--- DESCRIPTION OF THE TASK ---
Return the stretch of lines from the one containing "chart-title: Erosion wear" through the one containing "x-tick-label: 0 xyxy=(152,464,162,478)", inclusive, reproducing each line exactly.

** Start of EXTRACTED INFORMATION **

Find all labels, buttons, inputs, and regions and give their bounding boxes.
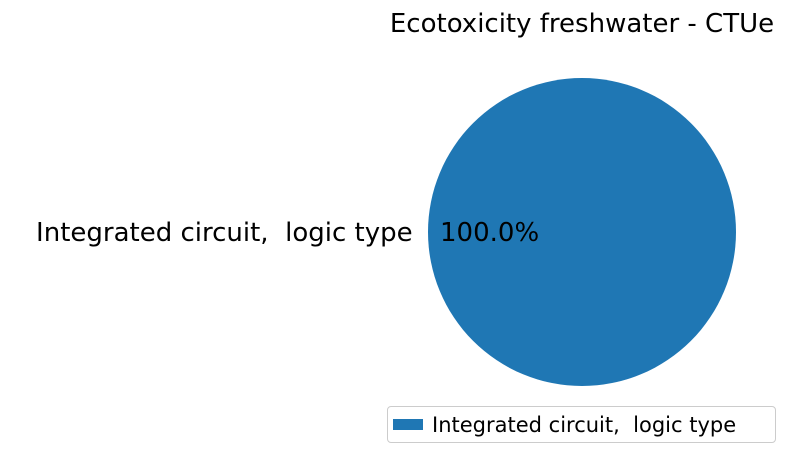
slice-percent-label: 100.0%: [440, 218, 539, 248]
slice-category-label: Integrated circuit, logic type: [36, 218, 413, 248]
legend: Integrated circuit, logic type: [387, 406, 776, 443]
pie-slice: [428, 78, 736, 386]
legend-swatch: [393, 419, 423, 430]
legend-entry-label: Integrated circuit, logic type: [432, 412, 737, 437]
chart-title: Ecotoxicity freshwater - CTUe: [390, 9, 774, 39]
pie-labels: Integrated circuit, logic type 100.0%: [36, 218, 539, 248]
pie-slices: [428, 78, 736, 386]
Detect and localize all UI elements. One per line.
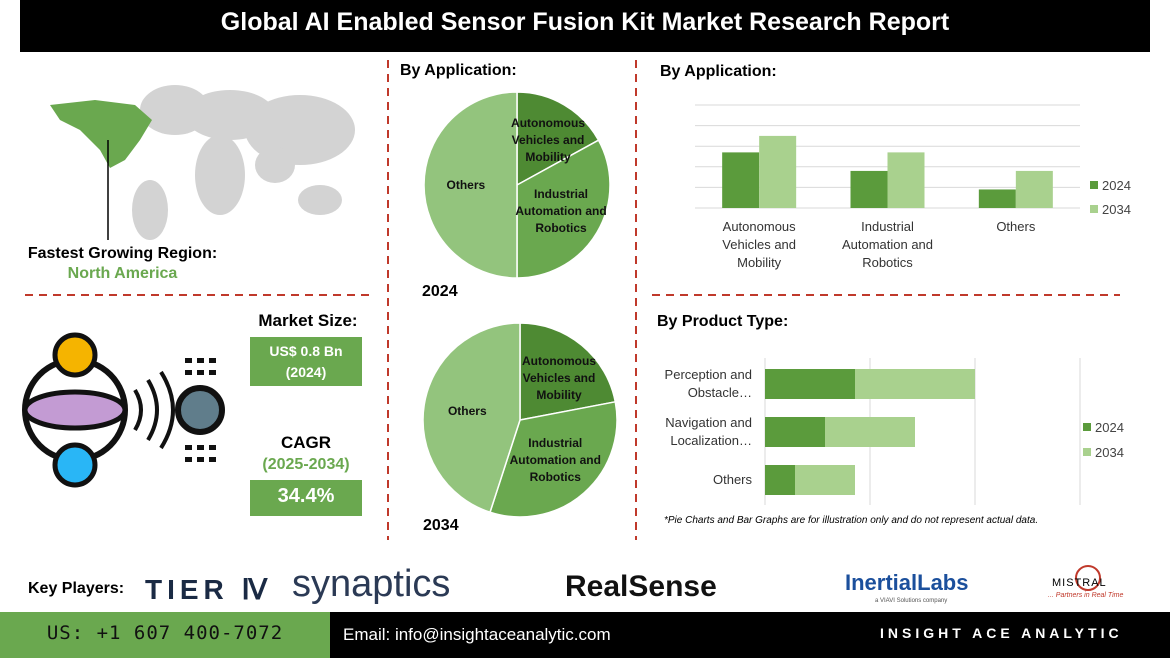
pie-label: Industrial Automation and Robotics bbox=[509, 435, 601, 484]
logo-sub: a VIAVI Solutions company bbox=[875, 598, 948, 604]
bar bbox=[887, 152, 925, 208]
email: Email: info@insightaceanalytic.com bbox=[343, 625, 611, 644]
x-tick-label: Others bbox=[996, 219, 1036, 234]
bar bbox=[765, 369, 855, 399]
chart-title: By Product Type: bbox=[657, 313, 789, 330]
logo: synaptics bbox=[292, 563, 451, 605]
sensor-icon bbox=[22, 332, 225, 488]
chart-title: By Application: bbox=[660, 63, 777, 80]
bar bbox=[759, 135, 797, 208]
footer-left bbox=[0, 612, 330, 658]
chart-subtitle: 2034 bbox=[423, 517, 459, 534]
logo: TIER Ⅳ bbox=[145, 574, 273, 605]
bar bbox=[1015, 170, 1053, 208]
north-america bbox=[50, 100, 152, 168]
cagr-value: 34.4% bbox=[277, 485, 335, 507]
y-tick-label: Perception and Obstacle… bbox=[664, 367, 752, 400]
cagr-period: (2025-2034) bbox=[262, 456, 350, 473]
chart-title: By Application: bbox=[400, 62, 517, 79]
y-tick-label: Others bbox=[712, 472, 752, 487]
mistral-mark bbox=[1075, 565, 1101, 591]
y-tick-label: Navigation and Localization… bbox=[665, 415, 752, 448]
logo: MISTRAL bbox=[1052, 577, 1107, 589]
bar bbox=[722, 152, 760, 208]
size-year: (2024) bbox=[285, 364, 327, 380]
x-tick-label: Industrial Automation and Robotics bbox=[841, 219, 934, 270]
pie-slice bbox=[423, 91, 518, 279]
legend-swatch bbox=[1090, 181, 1098, 189]
legend-swatch bbox=[1083, 423, 1091, 431]
pie-label: Industrial Automation and Robotics bbox=[515, 186, 607, 235]
pie-label: Others bbox=[447, 404, 487, 419]
cagr-box bbox=[250, 480, 362, 516]
legend-swatch bbox=[1083, 448, 1091, 456]
size-value: US$ 0.8 Bn bbox=[269, 343, 343, 359]
pie-slice bbox=[519, 322, 617, 421]
chart-subtitle: 2024 bbox=[422, 283, 458, 300]
region-label: Fastest Growing Region: bbox=[27, 245, 218, 262]
legend-label: 2034 bbox=[1102, 202, 1131, 217]
pie-label: Autonomous Vehicles and Mobility bbox=[511, 116, 586, 165]
world-map bbox=[132, 85, 355, 240]
legend-swatch bbox=[1090, 205, 1098, 213]
logo: InertialLabs bbox=[845, 570, 969, 595]
pie-label: Autonomous Vehicles and Mobility bbox=[522, 354, 596, 403]
legend-label: 2024 bbox=[1095, 420, 1124, 435]
pie-slice bbox=[422, 322, 521, 514]
pie-slice bbox=[516, 91, 600, 187]
size-box bbox=[250, 337, 362, 386]
region-value: North America bbox=[67, 265, 178, 282]
note: *Pie Charts and Bar Graphs are for illus… bbox=[664, 515, 1039, 526]
bar bbox=[765, 465, 795, 495]
brand: INSIGHT ACE ANALYTIC bbox=[880, 625, 1123, 641]
x-tick-label: Autonomous Vehicles and Mobility bbox=[722, 219, 797, 270]
title-bar bbox=[20, 0, 1150, 52]
footer-right bbox=[330, 612, 1170, 658]
pie-slice bbox=[489, 400, 618, 518]
pie-label: Others bbox=[446, 177, 486, 192]
legend-label: 2034 bbox=[1095, 445, 1124, 460]
title: Global AI Enabled Sensor Fusion Kit Mark… bbox=[220, 8, 950, 36]
logo-sub: ... Partners in Real Time bbox=[1048, 592, 1124, 599]
logo: RealSense bbox=[565, 570, 717, 603]
separators bbox=[25, 60, 1120, 540]
cagr-label: CAGR bbox=[280, 433, 332, 452]
phone: US: +1 607 400-7072 bbox=[46, 622, 284, 644]
bar bbox=[850, 170, 888, 208]
bar bbox=[825, 417, 915, 447]
key-players-label: Key Players: bbox=[28, 580, 125, 597]
pie-slice bbox=[516, 139, 611, 279]
bar bbox=[978, 189, 1016, 208]
legend-label: 2024 bbox=[1102, 178, 1131, 193]
size-label: Market Size: bbox=[258, 311, 358, 330]
bar bbox=[795, 465, 855, 495]
bar bbox=[765, 417, 825, 447]
bar bbox=[855, 369, 975, 399]
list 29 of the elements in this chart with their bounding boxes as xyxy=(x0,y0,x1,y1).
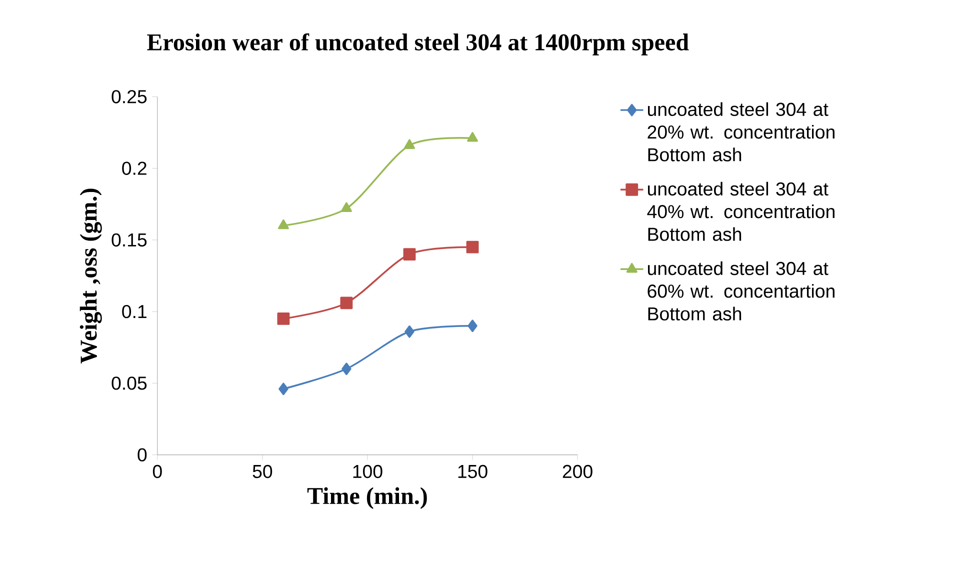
chart-title: Erosion wear of uncoated steel 304 at 1400rpm speed xyxy=(147,33,689,56)
y-tick-label: 0.05 xyxy=(112,376,147,390)
x-tick-label: 150 xyxy=(458,464,488,478)
point xyxy=(278,219,289,230)
y-tick-label: 0 xyxy=(138,448,147,462)
y-tick-label: 0.1 xyxy=(122,305,146,318)
x-tick-label: 0 xyxy=(152,464,162,478)
point xyxy=(403,248,416,261)
legend-label: uncoated steel 304 at 20% wt. concentration Bottom ash xyxy=(648,102,834,162)
point xyxy=(277,312,290,325)
x-axis-title: Time (min.) xyxy=(307,487,427,510)
y-tick-label: 0.15 xyxy=(112,233,147,247)
x-tick-label: 200 xyxy=(562,464,592,478)
legend-label: uncoated steel 304 at 40% wt. concentration Bottom ash xyxy=(647,182,834,241)
point xyxy=(404,325,414,338)
legend-label: uncoated steel 304 at 60% wt. concentartion Bottom ash xyxy=(648,261,834,321)
point xyxy=(467,132,478,142)
x-tick-label: 50 xyxy=(252,464,272,478)
point xyxy=(278,382,288,396)
point xyxy=(466,240,479,254)
point xyxy=(404,139,415,150)
y-axis-title: Weight ,oss (gm.) xyxy=(80,188,102,364)
y-tick-label: 0.25 xyxy=(112,90,147,104)
point xyxy=(342,362,352,376)
point xyxy=(340,202,352,212)
x-tick-label: 100 xyxy=(353,464,382,478)
point xyxy=(340,296,353,310)
y-tick-label: 0.2 xyxy=(122,162,146,175)
point xyxy=(468,320,478,332)
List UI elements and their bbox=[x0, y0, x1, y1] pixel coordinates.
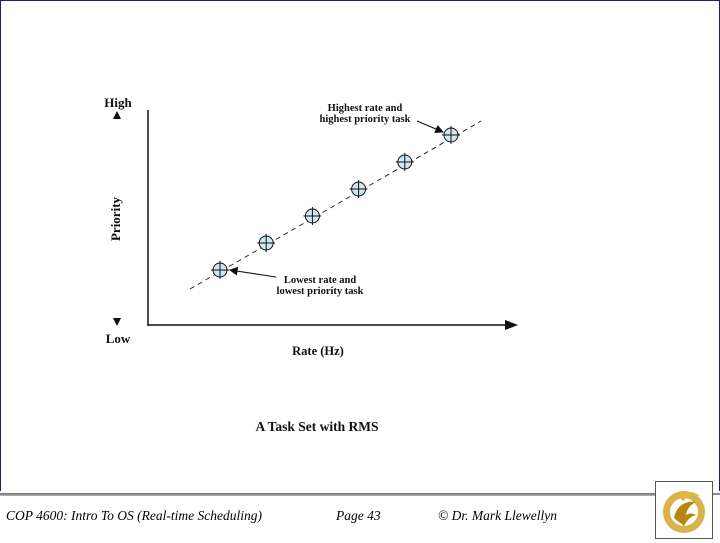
x-axis-arrow-icon bbox=[505, 320, 518, 330]
footer-divider bbox=[0, 493, 656, 496]
low-triangle-icon bbox=[113, 318, 121, 326]
y-top-label: High bbox=[104, 95, 132, 110]
task-marker bbox=[303, 207, 322, 225]
priority-trend-line bbox=[189, 120, 482, 290]
high-triangle-icon bbox=[113, 111, 121, 119]
annotation-top-line1: Highest rate and bbox=[328, 103, 403, 114]
task-marker bbox=[442, 126, 460, 144]
annotation-top-arrow bbox=[416, 120, 445, 134]
task-marker bbox=[257, 234, 276, 252]
annotation-bottom-arrow bbox=[228, 266, 277, 278]
annotation-bottom-line1: Lowest rate and bbox=[284, 275, 356, 286]
annotation-bottom-line2: lowest priority task bbox=[277, 286, 364, 297]
y-bottom-label: Low bbox=[106, 331, 131, 346]
task-marker bbox=[211, 261, 229, 279]
annotation-top-line2: highest priority task bbox=[319, 114, 410, 125]
footer-page-number: Page 43 bbox=[336, 508, 381, 523]
x-axis-label: Rate (Hz) bbox=[292, 344, 344, 358]
task-markers bbox=[211, 126, 460, 279]
footer-bar bbox=[0, 491, 720, 540]
diagram-caption: A Task Set with RMS bbox=[255, 419, 378, 434]
footer-copyright: © Dr. Mark Llewellyn bbox=[438, 508, 557, 523]
task-marker bbox=[349, 180, 368, 198]
footer-course-title: COP 4600: Intro To OS (Real-time Schedul… bbox=[6, 508, 262, 523]
task-marker bbox=[395, 153, 414, 171]
y-axis-label: Priority bbox=[108, 196, 123, 241]
ucf-pegasus-logo-icon bbox=[655, 481, 713, 539]
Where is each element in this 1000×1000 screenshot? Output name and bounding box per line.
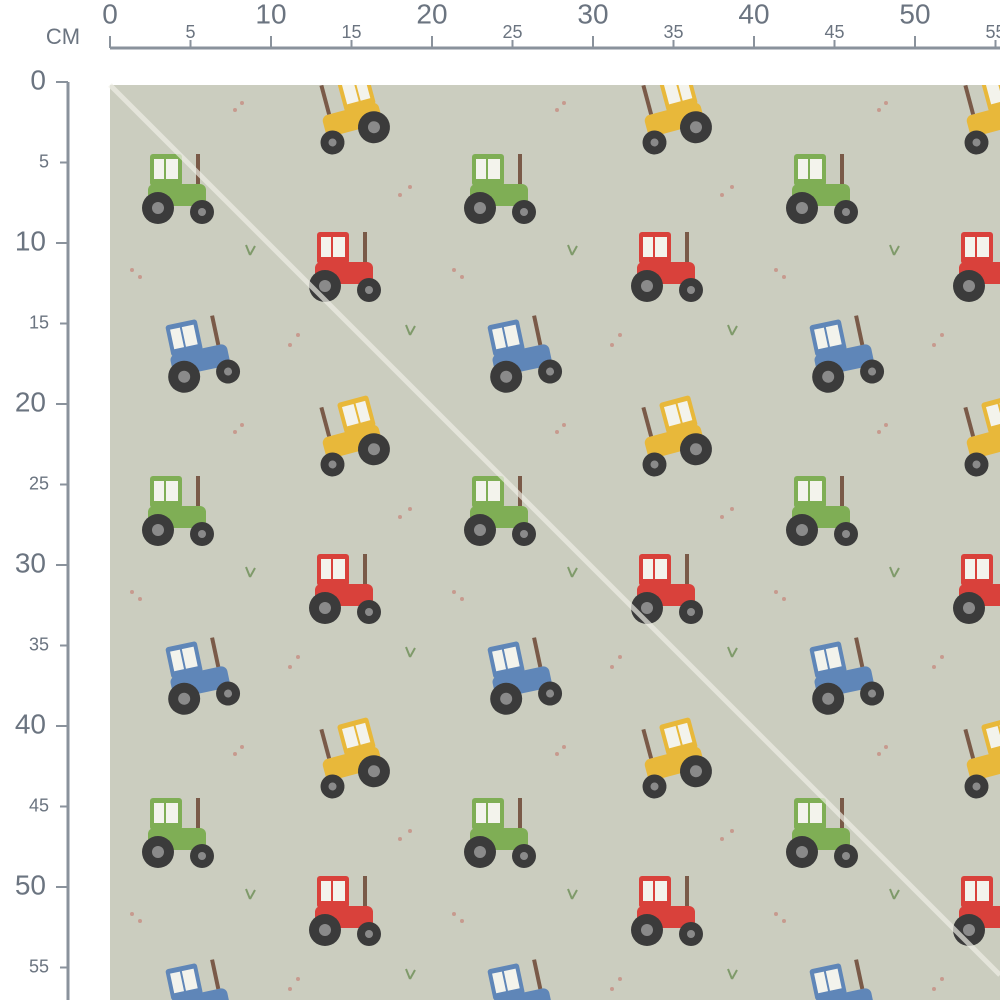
left-tick-label: 55: [29, 956, 49, 976]
top-tick-label: 40: [738, 0, 769, 29]
top-tick-label: 35: [663, 22, 683, 42]
left-tick-label: 0: [30, 64, 46, 95]
left-tick-label: 20: [15, 386, 46, 417]
left-tick-label: 50: [15, 869, 46, 900]
top-tick-label: 5: [185, 22, 195, 42]
left-tick-label: 10: [15, 225, 46, 256]
left-tick-label: 25: [29, 473, 49, 493]
top-tick-label: 45: [824, 22, 844, 42]
left-tick-label: 15: [29, 312, 49, 332]
left-tick-label: 5: [39, 151, 49, 171]
fabric-pattern: [110, 85, 1000, 1000]
left-tick-label: 40: [15, 708, 46, 739]
unit-label: CM: [46, 24, 80, 49]
top-tick-label: 50: [899, 0, 930, 29]
top-tick-label: 10: [255, 0, 286, 29]
diagonal-fold: [108, 83, 1000, 977]
top-tick-label: 0: [102, 0, 118, 29]
left-tick-label: 35: [29, 634, 49, 654]
top-tick-label: 15: [341, 22, 361, 42]
left-tick-label: 45: [29, 795, 49, 815]
top-tick-label: 55: [985, 22, 1000, 42]
top-tick-label: 20: [416, 0, 447, 29]
left-tick-label: 30: [15, 547, 46, 578]
top-tick-label: 25: [502, 22, 522, 42]
top-tick-label: 30: [577, 0, 608, 29]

** End of EXTRACTED INFORMATION **

--- OUTPUT FOR THIS TASK ---
chart-title: Erosion wear of uncoated steel 304 at 1400rpm speed xyxy=(147,33,689,56)
y-tick-label: 0.05 xyxy=(112,376,147,390)
x-tick-label: 150 xyxy=(458,464,488,478)
point xyxy=(278,219,289,230)
y-tick-label: 0 xyxy=(138,448,147,462)
y-tick-label: 0.1 xyxy=(122,305,146,318)
x-tick-label: 0 xyxy=(152,464,162,478)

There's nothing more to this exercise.